I love working in healthcare, but as you know accidents happen, like urine splashing on you/clothing, someone spitting on you or rushing in without gloves during an emergency.
I'm starting nursing school next year but seriously thinking its not for me.
They say, that all nurses get it? Is it true?
I wouldn't want to expose this to my family or other patients that why I practice good hygiene. Any insight?
I've been up close and personal with MRSA, c-diff, pseudomonas… all kinds of bugs and infections since I started nursing 8 years ago. I have yet to become seriously ill. I've had a 24 hour stomach bug or a slight uri but nothing to be alarmed about. Nursing really puts your immune system to the test. What would take people out for a week barely makes me sniffle. **knock on wood**
As long as you take the precautions to protect yourself, you'll be fine.
No one ever said nursing was pretty. 😘
Dont let anyone scare you away from the best job in the world.
I think most nurses are colonized. When MRSA first became a recognized entity, the hospital where I worked tested all the staff, then suddenly stopped. I believe the specimens were coming back positive and they couldn't afford to put all these nurses on sick leave and as the staff were asymptomatic, the powers that be decided to quit testing. MRSA can be acquired in the community. It is not just a hospital-acquired infection. Interesting that when you become a patient, you are asked if you have been hospitalized in the last 6 months. You are not asked if you have had MRSA or other ARO infections.
If you are afraid of germs- don't go into nursing. That is the bottom line. I have been exposed to countless things over the years. You use the precautions that you are taught. But you have to be willing to do wound care, suction, draw blood, go into isolation rooms and deal with nasty nasties. It comes with the job. And now I am in a school where you would think it would be less risky, but the world is full of nasty germs and I see MRSA all the time, not to mention other communicable diseases- before they have been "diagnosed". So I am still fighting the good fight.
Never had a work related illness that I know of. Just as an aside. Been in health care for 37 years.
Or TB that they caught too late in the game. :/
AGREED! The URI guy that no one seems to notice the CXR results on until 5 days later.... Hey, is that TB?! Never mind all of the staff who had been with him all 5 days. Thank goodness he was negative.
Saw this on Facebook earlier, and it made me think of this thread:
whisperingsage
55 Posts
The best I can say is, take your vitamins, take your vitamin D3 (5000 IU at LEAST) K2 works with it too so take that, and take multiple probiotic good gut bacteria- I use a 16 species cap that I can break open in raw goat milk and make my own yogurt- or you can take the cap and the warmth from your body will cause it to work. Look up American gut dot org and read up on the healthy tribes and their intimate relationship with bacteria and dirt. Also know that sourdough becomes that way normally from the lactic acid bacteria from the healthy soil that inoculates organic (usually) produce and grains (like the cabbage shredded for making saurkraut and fermented). This is how gluten intolerant people come be tolerant of sourdough- the bacteria eat the gluten and convert it to protein.

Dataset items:
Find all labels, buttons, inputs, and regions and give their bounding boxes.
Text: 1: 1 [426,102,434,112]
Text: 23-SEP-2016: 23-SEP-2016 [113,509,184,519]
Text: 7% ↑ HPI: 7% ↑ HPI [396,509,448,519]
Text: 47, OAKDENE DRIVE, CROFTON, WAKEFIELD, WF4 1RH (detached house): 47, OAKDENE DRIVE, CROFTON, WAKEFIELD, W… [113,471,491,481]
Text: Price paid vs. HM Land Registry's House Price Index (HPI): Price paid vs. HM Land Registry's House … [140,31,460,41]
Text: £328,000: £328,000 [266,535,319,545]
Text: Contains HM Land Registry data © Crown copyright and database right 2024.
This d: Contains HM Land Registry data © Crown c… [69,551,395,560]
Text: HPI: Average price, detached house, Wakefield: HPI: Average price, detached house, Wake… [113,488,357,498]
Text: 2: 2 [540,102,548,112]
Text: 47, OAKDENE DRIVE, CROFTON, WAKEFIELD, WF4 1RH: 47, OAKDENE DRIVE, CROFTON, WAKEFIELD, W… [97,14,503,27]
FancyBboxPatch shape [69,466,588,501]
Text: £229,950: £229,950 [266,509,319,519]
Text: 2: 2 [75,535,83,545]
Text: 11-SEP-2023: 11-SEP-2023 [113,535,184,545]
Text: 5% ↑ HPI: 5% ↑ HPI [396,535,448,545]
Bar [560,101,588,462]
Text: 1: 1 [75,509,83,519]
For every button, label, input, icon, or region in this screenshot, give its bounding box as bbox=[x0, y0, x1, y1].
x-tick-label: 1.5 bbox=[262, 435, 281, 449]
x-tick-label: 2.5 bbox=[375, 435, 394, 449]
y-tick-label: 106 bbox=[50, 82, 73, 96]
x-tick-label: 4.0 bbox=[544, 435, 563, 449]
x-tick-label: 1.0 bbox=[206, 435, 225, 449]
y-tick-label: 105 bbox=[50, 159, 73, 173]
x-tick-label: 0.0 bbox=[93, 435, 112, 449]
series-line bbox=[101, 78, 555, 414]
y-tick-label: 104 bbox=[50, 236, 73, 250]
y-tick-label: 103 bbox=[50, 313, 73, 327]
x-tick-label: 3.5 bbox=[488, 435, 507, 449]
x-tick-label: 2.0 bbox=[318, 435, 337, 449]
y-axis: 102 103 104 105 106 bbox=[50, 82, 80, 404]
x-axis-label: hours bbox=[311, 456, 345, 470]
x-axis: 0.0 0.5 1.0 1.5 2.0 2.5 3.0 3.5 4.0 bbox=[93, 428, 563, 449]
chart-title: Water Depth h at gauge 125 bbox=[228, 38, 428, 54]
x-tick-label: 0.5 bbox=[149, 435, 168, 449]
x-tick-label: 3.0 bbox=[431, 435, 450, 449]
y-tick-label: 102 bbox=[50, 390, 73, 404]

[TASK TO COMPLETE] In the discussion about nurses catching infections at work, how long has the commenter who never had a known work-related illness been in health care?

[ANSWER BOX] 37 years.